Write out all the lines again, precisely as they stand, but without the images.

"""

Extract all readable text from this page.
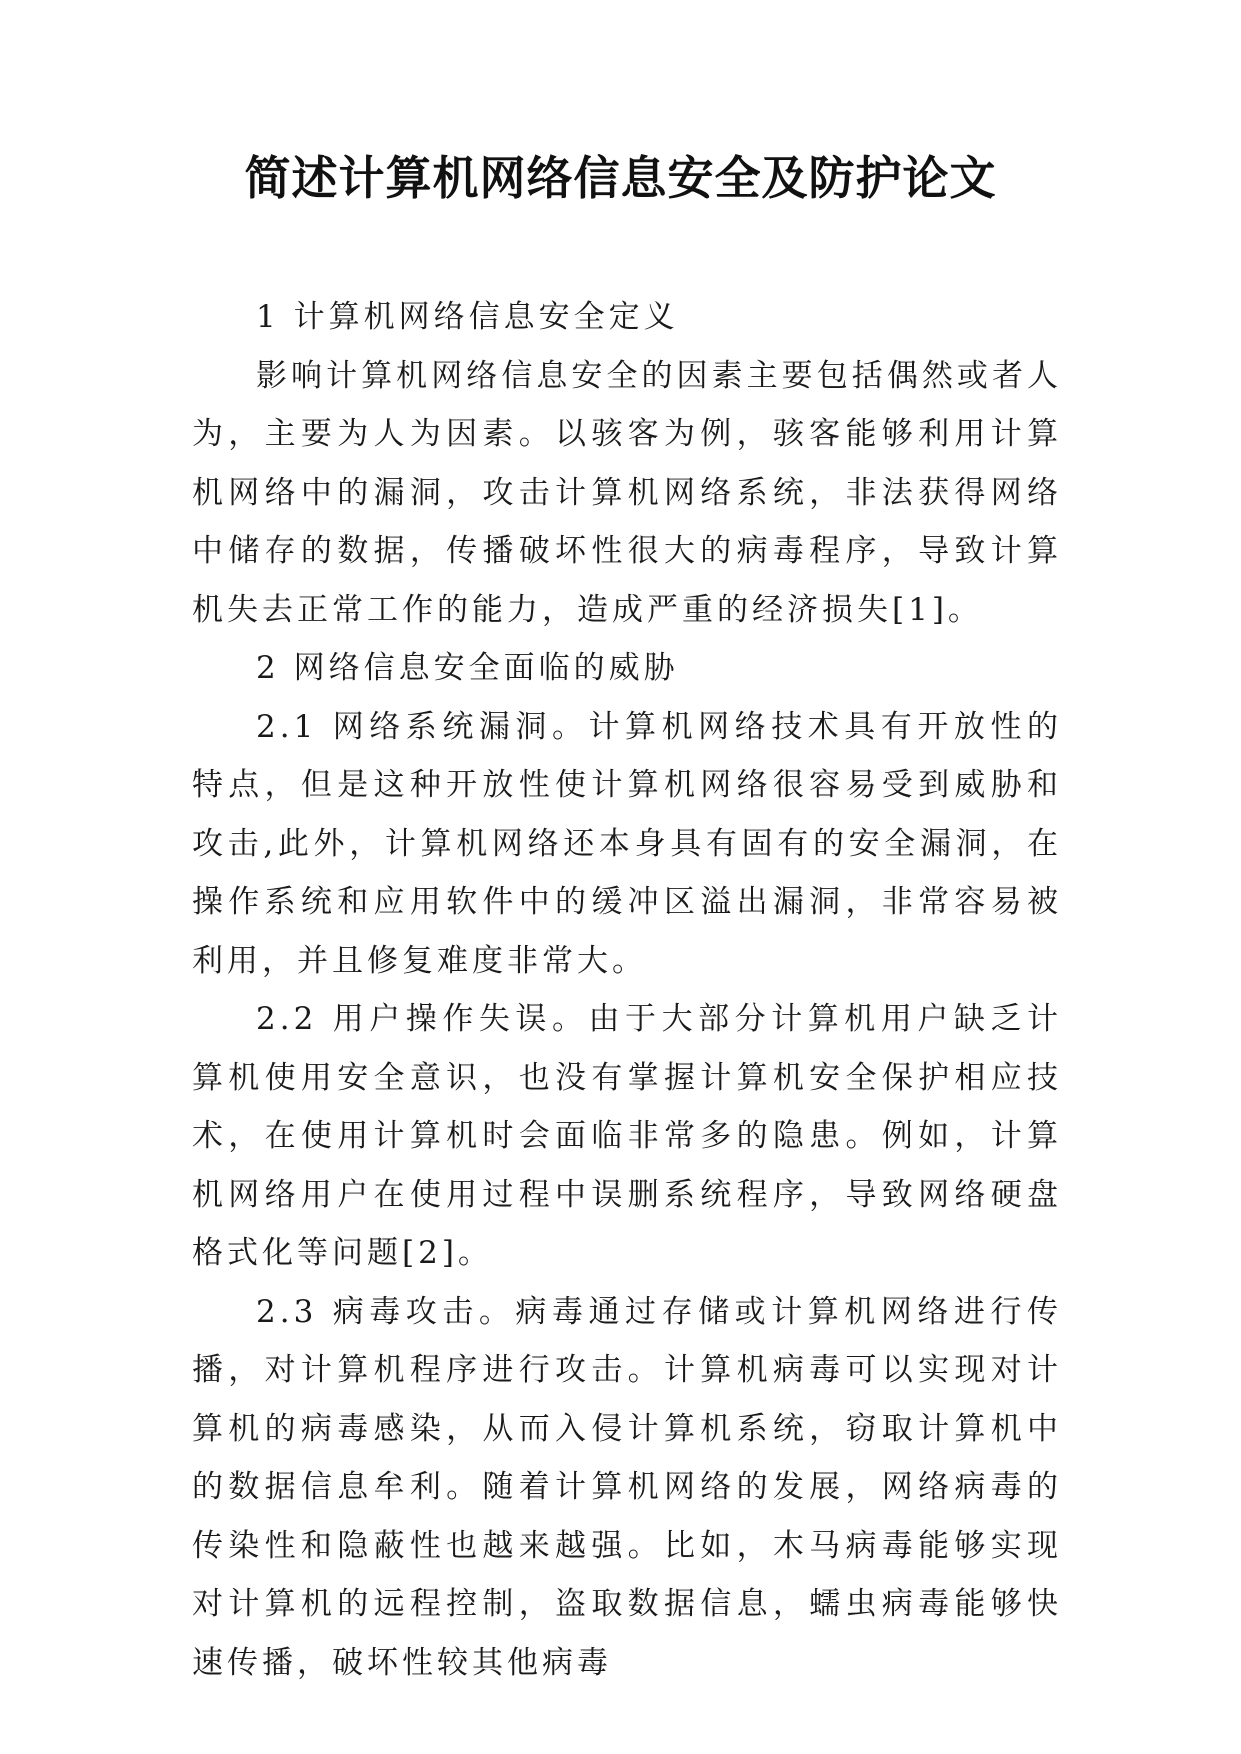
简述计算机网络信息安全及防护论文
1 计算机网络信息安全定义

影响计算机网络信息安全的因素主要包括偶然或者人为，主要为人为因素。以骇客为例，骇客能够利用计算机网络中的漏洞，攻击计算机网络系统，非法获得网络中储存的数据，传播破坏性很大的病毒程序，导致计算机失去正常工作的能力，造成严重的经济损失[1]。

2 网络信息安全面临的威胁

2.1 网络系统漏洞。计算机网络技术具有开放性的特点，但是这种开放性使计算机网络很容易受到威胁和攻击,此外，计算机网络还本身具有固有的安全漏洞，在操作系统和应用软件中的缓冲区溢出漏洞，非常容易被利用，并且修复难度非常大。

2.2 用户操作失误。由于大部分计算机用户缺乏计算机使用安全意识，也没有掌握计算机安全保护相应技术，在使用计算机时会面临非常多的隐患。例如，计算机网络用户在使用过程中误删系统程序，导致网络硬盘格式化等问题[2]。

2.3 病毒攻击。病毒通过存储或计算机网络进行传播，对计算机程序进行攻击。计算机病毒可以实现对计算机的病毒感染，从而入侵计算机系统，窃取计算机中的数据信息牟利。随着计算机网络的发展，网络病毒的传染性和隐蔽性也越来越强。比如，木马病毒能够实现对计算机的远程控制，盗取数据信息，蠕虫病毒能够快速传播，破坏性较其他病毒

"""

_The response_.
Extract all readable text from this page.
简述计算机网络信息安全及防护论文
1 计算机网络信息安全定义

影响计算机网络信息安全的因素主要包括偶然或者人为，主要为人为因素。以骇客为例，骇客能够利用计算机网络中的漏洞，攻击计算机网络系统，非法获得网络中储存的数据，传播破坏性很大的病毒程序，导致计算机失去正常工作的能力，造成严重的经济损失[1]。

2 网络信息安全面临的威胁

2.1 网络系统漏洞。计算机网络技术具有开放性的特点，但是这种开放性使计算机网络很容易受到威胁和攻击,此外，计算机网络还本身具有固有的安全漏洞，在操作系统和应用软件中的缓冲区溢出漏洞，非常容易被利用，并且修复难度非常大。

2.2 用户操作失误。由于大部分计算机用户缺乏计算机使用安全意识，也没有掌握计算机安全保护相应技术，在使用计算机时会面临非常多的隐患。例如，计算机网络用户在使用过程中误删系统程序，导致网络硬盘格式化等问题[2]。

2.3 病毒攻击。病毒通过存储或计算机网络进行传播，对计算机程序进行攻击。计算机病毒可以实现对计算机的病毒感染，从而入侵计算机系统，窃取计算机中的数据信息牟利。随着计算机网络的发展，网络病毒的传染性和隐蔽性也越来越强。比如，木马病毒能够实现对计算机的远程控制，盗取数据信息，蠕虫病毒能够快速传播，破坏性较其他病毒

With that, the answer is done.